Can you give each line of the rows below as a JSON list of strings, one string per line, with blank lines and the pictures left out?

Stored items
╭──
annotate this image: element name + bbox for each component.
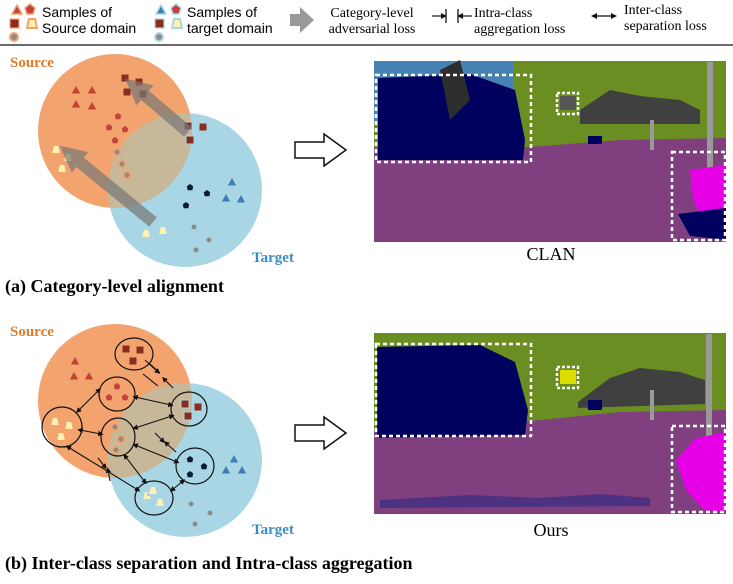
panel-a-highlight-sidewalk bbox=[670, 150, 727, 242]
panel-b-source-label: Source bbox=[10, 324, 54, 340]
panel-a-target-label: Target bbox=[252, 250, 294, 266]
panel-b-highlight-sidewalk bbox=[670, 424, 727, 514]
legend-target-label: Samples of target domain bbox=[187, 4, 273, 36]
panel-a: Source Target bbox=[5, 54, 727, 297]
legend: Samples of Source domain Samples of target… bbox=[0, 3, 733, 46]
panel-b-target-label: Target bbox=[252, 522, 294, 538]
legend-category-adversarial: Category-level adversarial loss bbox=[290, 6, 415, 37]
panel-b-transition-arrow bbox=[294, 415, 348, 451]
legend-intra-class: Intra-class aggregation loss bbox=[432, 6, 565, 37]
legend-source-samples: Samples of Source domain bbox=[9, 3, 136, 42]
panel-b-highlight-sign bbox=[555, 365, 580, 390]
panel-b-highlight-sky bbox=[374, 342, 533, 438]
panel-b-caption: (b) Inter-class separation and Intra-cla… bbox=[5, 553, 413, 574]
legend-category-adversarial-label: Category-level adversarial loss bbox=[329, 6, 416, 37]
panel-a-caption: (a) Category-level alignment bbox=[5, 276, 224, 297]
legend-inter-class-label: Inter-class separation loss bbox=[624, 3, 707, 34]
panel-b: Source Target bbox=[5, 324, 727, 574]
panel-b-segmentation-map bbox=[374, 333, 727, 514]
panel-a-transition-arrow bbox=[294, 132, 348, 168]
panel-a-target-samples bbox=[139, 121, 247, 255]
legend-intra-class-label: Intra-class aggregation loss bbox=[474, 6, 565, 37]
panel-a-segmentation-map bbox=[374, 60, 727, 242]
panel-a-highlight-sign bbox=[555, 91, 580, 116]
panel-a-highlight-sky bbox=[374, 73, 533, 164]
panel-b-method-label: Ours bbox=[534, 520, 569, 540]
panel-a-source-label: Source bbox=[10, 55, 54, 71]
panel-b-intra-class-arrows bbox=[97, 359, 177, 482]
panel-b-inter-class-arrows bbox=[65, 388, 186, 492]
panel-a-method-label: CLAN bbox=[527, 244, 576, 264]
legend-target-samples: Samples of target domain bbox=[154, 3, 273, 42]
legend-inter-class: Inter-class separation loss bbox=[591, 3, 707, 34]
panel-a-adversarial-arrows bbox=[59, 78, 192, 227]
panel-b-target-samples bbox=[140, 399, 248, 529]
legend-source-label: Samples of Source domain bbox=[42, 4, 136, 36]
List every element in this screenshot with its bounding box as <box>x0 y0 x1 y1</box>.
╰──
### EXERCISE OUTPUT
[
  "annotate this image: element name + bbox for each component.",
  "panel-a-highlight-sidewalk bbox=[670, 150, 727, 242]",
  "panel-b-source-label: Source bbox=[10, 324, 54, 340]",
  "panel-a-target-label: Target bbox=[252, 250, 294, 266]",
  "panel-b-highlight-sidewalk bbox=[670, 424, 727, 514]",
  "legend-target-label: Samples of target domain bbox=[187, 4, 273, 36]",
  "panel-a: Source Target bbox=[5, 54, 727, 297]",
  "legend: Samples of Source domain Samples of target… bbox=[0, 3, 733, 46]",
  "panel-b-target-label: Target bbox=[252, 522, 294, 538]",
  "legend-category-adversarial: Category-level adversarial loss bbox=[290, 6, 415, 37]",
  "panel-b-transition-arrow bbox=[294, 415, 348, 451]",
  "legend-intra-class: Intra-class aggregation loss bbox=[432, 6, 565, 37]",
  "legend-source-samples: Samples of Source domain bbox=[9, 3, 136, 42]",
  "panel-b-highlight-sign bbox=[555, 365, 580, 390]",
  "panel-b-highlight-sky bbox=[374, 342, 533, 438]",
  "panel-b-caption: (b) Inter-class separation and Intra-cla… bbox=[5, 553, 413, 574]",
  "legend-category-adversarial-label: Category-level adversarial loss bbox=[329, 6, 416, 37]",
  "panel-a-caption: (a) Category-level alignment bbox=[5, 276, 224, 297]",
  "legend-inter-class-label: Inter-class separation loss bbox=[624, 3, 707, 34]",
  "panel-b: Source Target bbox=[5, 324, 727, 574]",
  "panel-b-segmentation-map bbox=[374, 333, 727, 514]",
  "panel-a-transition-arrow bbox=[294, 132, 348, 168]",
  "panel-a-target-samples bbox=[139, 121, 247, 255]",
  "legend-intra-class-label: Intra-class aggregation loss bbox=[474, 6, 565, 37]",
  "panel-a-segmentation-map bbox=[374, 60, 727, 242]",
  "panel-a-highlight-sign bbox=[555, 91, 580, 116]",
  "panel-a-highlight-sky bbox=[374, 73, 533, 164]",
  "panel-b-method-label: Ours bbox=[534, 520, 569, 540]",
  "panel-a-source-label: Source bbox=[10, 55, 54, 71]",
  "panel-b-intra-class-arrows bbox=[97, 359, 177, 482]",
  "panel-b-inter-class-arrows bbox=[65, 388, 186, 492]",
  "panel-a-method-label: CLAN bbox=[527, 244, 576, 264]",
  "legend-target-samples: Samples of target domain bbox=[154, 3, 273, 42]",
  "legend-inter-class: Inter-class separation loss bbox=[591, 3, 707, 34]",
  "panel-a-adversarial-arrows bbox=[59, 78, 192, 227]",
  "panel-b-target-samples bbox=[140, 399, 248, 529]",
  "legend-source-label: Samples of Source domain bbox=[42, 4, 136, 36]",
  "List every element in this screenshot with its bounding box as <box>x0 y0 x1 y1</box>."
]